Task instructions. Work out how many lines hold "System". Give the number and nothing else.

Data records
++++
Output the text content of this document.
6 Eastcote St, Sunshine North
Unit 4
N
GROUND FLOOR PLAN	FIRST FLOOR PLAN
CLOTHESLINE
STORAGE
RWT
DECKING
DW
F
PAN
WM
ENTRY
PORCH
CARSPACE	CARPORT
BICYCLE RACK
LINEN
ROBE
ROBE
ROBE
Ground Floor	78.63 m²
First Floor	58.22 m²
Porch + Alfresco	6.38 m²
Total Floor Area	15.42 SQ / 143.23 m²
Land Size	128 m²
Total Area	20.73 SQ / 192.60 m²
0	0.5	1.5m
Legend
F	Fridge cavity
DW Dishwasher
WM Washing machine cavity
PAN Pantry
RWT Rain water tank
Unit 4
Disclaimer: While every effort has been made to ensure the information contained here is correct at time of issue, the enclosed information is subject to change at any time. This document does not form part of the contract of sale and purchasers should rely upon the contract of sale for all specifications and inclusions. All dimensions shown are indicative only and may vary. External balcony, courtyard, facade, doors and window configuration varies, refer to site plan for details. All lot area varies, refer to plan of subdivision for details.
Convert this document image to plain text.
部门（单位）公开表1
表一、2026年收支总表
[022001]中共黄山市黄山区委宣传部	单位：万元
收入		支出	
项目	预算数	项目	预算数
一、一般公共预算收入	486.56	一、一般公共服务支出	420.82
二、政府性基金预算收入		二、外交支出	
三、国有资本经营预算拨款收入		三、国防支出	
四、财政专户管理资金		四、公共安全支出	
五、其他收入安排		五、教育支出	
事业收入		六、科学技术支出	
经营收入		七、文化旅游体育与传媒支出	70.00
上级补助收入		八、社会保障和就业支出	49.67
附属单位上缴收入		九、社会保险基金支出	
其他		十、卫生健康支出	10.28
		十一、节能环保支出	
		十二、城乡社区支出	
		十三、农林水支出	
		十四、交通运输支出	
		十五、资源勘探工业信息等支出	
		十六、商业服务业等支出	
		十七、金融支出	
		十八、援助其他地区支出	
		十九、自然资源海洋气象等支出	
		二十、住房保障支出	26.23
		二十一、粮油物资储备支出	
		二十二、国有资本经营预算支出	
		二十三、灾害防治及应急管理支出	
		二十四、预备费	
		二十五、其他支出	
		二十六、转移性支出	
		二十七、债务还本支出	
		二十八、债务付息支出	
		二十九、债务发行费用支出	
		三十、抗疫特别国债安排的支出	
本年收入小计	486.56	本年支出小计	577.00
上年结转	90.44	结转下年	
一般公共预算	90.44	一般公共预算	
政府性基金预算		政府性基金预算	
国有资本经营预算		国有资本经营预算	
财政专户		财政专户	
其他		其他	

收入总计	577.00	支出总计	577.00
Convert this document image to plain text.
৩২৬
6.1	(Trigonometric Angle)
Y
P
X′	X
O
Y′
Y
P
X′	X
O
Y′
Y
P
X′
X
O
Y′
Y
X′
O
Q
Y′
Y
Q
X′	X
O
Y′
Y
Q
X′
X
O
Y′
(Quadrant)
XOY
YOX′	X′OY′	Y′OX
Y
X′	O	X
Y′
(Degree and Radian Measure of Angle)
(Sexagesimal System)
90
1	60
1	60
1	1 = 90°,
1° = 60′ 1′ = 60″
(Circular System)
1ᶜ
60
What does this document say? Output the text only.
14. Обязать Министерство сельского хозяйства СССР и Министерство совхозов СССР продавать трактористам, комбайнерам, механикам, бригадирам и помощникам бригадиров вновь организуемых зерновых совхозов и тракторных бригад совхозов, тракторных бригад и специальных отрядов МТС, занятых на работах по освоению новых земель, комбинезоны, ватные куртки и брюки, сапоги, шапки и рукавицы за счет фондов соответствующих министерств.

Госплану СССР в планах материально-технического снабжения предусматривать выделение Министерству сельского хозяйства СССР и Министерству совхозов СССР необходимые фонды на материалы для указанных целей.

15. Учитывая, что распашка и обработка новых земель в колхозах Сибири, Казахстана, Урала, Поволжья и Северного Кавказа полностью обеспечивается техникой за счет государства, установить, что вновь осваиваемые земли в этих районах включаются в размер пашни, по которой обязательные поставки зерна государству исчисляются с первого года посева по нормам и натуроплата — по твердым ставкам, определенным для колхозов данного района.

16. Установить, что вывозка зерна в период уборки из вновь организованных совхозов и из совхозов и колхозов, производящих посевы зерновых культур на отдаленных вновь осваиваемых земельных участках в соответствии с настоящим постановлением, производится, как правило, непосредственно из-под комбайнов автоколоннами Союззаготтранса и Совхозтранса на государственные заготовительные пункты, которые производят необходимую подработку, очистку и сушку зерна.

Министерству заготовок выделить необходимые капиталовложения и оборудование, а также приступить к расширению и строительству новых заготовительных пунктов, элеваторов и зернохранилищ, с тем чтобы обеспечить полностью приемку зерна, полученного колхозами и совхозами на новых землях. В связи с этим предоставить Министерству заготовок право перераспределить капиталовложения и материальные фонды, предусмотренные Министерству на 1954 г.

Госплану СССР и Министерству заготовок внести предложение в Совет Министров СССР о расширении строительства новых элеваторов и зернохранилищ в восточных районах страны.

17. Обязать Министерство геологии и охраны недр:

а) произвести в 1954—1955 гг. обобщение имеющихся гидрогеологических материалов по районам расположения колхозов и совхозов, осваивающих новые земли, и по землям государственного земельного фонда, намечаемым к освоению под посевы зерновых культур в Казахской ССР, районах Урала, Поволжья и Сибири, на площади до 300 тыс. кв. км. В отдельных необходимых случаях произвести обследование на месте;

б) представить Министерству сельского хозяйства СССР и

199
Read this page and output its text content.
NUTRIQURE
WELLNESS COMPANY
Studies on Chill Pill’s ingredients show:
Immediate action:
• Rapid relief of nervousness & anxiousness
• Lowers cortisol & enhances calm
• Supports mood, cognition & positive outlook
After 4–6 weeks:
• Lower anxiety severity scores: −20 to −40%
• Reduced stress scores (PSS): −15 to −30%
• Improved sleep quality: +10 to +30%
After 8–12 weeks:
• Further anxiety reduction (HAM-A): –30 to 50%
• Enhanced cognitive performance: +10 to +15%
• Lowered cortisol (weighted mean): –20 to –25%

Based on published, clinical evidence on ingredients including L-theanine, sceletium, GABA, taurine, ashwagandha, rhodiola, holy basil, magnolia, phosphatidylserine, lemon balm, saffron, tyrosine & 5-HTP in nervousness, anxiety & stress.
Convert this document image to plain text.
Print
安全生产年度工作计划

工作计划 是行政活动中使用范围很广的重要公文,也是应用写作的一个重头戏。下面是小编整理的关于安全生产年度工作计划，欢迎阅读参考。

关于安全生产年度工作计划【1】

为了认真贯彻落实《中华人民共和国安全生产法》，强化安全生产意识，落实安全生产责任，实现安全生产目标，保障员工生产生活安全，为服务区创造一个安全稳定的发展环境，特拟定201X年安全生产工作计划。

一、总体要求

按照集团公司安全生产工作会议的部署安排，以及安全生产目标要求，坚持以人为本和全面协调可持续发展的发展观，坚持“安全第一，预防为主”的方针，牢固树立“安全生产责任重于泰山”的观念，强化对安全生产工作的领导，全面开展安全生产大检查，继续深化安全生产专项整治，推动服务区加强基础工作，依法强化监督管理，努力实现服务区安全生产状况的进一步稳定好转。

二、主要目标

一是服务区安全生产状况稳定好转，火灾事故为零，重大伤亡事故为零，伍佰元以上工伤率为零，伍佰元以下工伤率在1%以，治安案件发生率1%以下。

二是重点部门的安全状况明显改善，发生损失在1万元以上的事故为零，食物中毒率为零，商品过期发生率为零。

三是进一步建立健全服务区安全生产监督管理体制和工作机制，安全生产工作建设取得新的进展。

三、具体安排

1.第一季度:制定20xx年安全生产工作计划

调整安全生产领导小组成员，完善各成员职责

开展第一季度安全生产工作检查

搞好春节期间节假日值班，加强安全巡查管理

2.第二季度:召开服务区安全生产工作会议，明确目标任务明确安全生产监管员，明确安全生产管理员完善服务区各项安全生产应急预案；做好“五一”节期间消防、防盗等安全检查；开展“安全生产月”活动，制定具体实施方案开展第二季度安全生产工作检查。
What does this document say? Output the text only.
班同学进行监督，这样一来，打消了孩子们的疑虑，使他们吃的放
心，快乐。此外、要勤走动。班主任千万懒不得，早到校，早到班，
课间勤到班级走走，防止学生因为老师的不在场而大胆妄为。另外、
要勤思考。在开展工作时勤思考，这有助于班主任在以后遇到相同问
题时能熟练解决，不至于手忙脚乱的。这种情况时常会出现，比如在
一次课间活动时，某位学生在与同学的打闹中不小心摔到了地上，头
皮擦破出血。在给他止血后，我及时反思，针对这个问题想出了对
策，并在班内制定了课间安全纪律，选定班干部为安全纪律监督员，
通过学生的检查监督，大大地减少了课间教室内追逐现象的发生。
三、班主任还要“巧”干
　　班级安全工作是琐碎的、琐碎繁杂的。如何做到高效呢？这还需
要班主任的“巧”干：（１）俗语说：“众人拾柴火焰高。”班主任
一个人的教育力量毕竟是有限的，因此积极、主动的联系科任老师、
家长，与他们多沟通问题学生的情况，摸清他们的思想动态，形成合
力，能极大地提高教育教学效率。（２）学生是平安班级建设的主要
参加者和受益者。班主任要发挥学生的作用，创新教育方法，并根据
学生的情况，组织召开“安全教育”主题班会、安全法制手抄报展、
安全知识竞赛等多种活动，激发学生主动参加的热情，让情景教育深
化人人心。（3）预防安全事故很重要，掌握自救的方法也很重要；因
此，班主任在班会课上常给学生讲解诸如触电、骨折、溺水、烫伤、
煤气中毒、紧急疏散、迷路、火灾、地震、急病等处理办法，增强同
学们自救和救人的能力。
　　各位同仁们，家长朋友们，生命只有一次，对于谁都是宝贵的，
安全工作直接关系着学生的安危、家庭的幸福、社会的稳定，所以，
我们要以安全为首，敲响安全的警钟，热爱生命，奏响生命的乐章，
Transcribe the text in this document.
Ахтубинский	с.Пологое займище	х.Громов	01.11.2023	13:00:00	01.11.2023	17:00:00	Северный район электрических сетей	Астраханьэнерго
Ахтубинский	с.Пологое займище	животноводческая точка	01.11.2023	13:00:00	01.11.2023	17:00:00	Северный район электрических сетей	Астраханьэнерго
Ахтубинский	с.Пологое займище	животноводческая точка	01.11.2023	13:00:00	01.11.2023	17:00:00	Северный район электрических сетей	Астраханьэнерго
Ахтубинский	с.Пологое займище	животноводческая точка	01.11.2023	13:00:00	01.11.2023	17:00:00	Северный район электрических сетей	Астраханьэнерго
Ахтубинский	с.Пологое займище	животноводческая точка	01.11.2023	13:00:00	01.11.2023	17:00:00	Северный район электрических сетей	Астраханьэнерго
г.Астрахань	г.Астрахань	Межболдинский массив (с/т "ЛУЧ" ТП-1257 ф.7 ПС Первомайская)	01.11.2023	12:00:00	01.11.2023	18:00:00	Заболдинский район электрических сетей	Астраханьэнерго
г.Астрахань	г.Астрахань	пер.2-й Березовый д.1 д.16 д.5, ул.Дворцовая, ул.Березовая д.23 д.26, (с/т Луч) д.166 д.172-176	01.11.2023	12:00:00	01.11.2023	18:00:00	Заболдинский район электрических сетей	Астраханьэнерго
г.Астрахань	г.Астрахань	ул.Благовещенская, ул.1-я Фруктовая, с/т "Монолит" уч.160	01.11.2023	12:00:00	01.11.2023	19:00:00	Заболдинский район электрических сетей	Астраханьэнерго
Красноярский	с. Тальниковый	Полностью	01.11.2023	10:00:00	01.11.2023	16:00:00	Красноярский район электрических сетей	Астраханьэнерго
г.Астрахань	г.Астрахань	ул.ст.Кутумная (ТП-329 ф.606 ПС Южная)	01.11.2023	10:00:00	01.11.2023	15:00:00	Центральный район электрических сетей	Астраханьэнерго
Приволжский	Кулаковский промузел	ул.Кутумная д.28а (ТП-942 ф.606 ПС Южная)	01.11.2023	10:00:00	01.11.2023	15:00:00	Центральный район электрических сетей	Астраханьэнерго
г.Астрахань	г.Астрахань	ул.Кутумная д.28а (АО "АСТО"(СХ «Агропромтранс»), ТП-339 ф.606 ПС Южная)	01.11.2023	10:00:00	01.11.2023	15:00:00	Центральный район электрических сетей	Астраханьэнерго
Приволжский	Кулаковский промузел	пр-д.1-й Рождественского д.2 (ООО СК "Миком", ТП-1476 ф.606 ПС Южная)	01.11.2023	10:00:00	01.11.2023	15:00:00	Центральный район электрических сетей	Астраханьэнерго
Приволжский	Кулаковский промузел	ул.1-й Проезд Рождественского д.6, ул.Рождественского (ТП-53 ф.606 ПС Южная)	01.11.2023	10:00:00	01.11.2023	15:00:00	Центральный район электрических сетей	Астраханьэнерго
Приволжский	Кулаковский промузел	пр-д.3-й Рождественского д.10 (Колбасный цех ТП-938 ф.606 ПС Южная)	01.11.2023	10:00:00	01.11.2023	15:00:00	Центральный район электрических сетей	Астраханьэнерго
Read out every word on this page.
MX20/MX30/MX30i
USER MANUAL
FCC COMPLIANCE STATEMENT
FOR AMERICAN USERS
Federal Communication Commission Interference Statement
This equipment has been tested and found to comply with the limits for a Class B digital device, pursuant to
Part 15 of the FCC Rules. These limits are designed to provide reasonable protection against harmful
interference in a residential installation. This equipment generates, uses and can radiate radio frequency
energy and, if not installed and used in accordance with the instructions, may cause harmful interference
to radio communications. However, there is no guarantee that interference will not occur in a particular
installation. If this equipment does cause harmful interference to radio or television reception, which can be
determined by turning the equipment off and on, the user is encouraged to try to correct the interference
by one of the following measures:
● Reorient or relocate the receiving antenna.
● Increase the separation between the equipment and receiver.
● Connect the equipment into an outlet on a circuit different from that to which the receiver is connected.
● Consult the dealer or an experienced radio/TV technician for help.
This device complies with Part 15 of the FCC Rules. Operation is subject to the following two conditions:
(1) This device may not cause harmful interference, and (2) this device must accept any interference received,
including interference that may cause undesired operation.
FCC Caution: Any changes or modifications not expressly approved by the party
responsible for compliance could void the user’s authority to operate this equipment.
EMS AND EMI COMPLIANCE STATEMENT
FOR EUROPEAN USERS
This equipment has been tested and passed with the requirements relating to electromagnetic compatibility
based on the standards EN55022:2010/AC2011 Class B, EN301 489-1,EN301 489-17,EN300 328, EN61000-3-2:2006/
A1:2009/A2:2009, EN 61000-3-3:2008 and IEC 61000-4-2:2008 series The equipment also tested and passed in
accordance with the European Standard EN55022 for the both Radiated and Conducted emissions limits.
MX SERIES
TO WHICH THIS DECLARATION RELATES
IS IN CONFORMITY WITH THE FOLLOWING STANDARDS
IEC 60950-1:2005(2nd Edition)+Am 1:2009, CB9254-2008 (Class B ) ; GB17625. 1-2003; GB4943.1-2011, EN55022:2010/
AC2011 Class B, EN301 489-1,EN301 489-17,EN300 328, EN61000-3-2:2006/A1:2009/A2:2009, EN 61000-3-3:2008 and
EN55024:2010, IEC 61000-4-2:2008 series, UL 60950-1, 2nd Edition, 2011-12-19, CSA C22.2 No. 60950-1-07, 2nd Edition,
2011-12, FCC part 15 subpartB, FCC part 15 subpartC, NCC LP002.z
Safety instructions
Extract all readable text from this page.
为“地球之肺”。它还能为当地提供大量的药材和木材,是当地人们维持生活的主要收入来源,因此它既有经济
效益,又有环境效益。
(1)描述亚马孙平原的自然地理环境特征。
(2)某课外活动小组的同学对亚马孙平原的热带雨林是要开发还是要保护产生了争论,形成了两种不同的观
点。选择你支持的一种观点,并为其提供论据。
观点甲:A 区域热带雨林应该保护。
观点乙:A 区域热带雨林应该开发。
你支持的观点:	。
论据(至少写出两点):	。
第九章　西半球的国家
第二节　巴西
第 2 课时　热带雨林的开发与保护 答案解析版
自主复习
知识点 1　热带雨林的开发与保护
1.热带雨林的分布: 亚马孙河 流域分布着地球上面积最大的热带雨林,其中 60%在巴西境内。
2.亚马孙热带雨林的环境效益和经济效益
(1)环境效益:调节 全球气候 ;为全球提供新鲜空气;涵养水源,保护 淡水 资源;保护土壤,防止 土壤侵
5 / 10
++++
Result. 2